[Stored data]
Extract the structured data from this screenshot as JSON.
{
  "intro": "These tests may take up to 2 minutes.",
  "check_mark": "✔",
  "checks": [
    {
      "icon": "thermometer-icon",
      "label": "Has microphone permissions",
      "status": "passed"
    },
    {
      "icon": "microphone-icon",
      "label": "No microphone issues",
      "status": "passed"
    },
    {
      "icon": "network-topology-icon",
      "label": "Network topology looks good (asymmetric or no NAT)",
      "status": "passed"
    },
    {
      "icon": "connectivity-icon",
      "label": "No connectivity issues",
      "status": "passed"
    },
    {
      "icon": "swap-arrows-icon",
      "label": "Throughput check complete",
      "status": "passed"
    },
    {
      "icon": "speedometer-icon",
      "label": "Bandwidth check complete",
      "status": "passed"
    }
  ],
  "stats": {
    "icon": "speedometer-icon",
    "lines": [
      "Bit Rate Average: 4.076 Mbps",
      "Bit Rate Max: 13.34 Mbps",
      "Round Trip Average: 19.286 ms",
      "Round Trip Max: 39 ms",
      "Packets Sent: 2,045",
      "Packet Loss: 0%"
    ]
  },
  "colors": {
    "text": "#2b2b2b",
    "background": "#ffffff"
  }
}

→ **WHAT TO WORK ON**
Identify and extract each line of the listing that contains "issues".

→ **CORRECT RESPONSE**
      "label": "No microphone issues",
      "label": "No connectivity issues",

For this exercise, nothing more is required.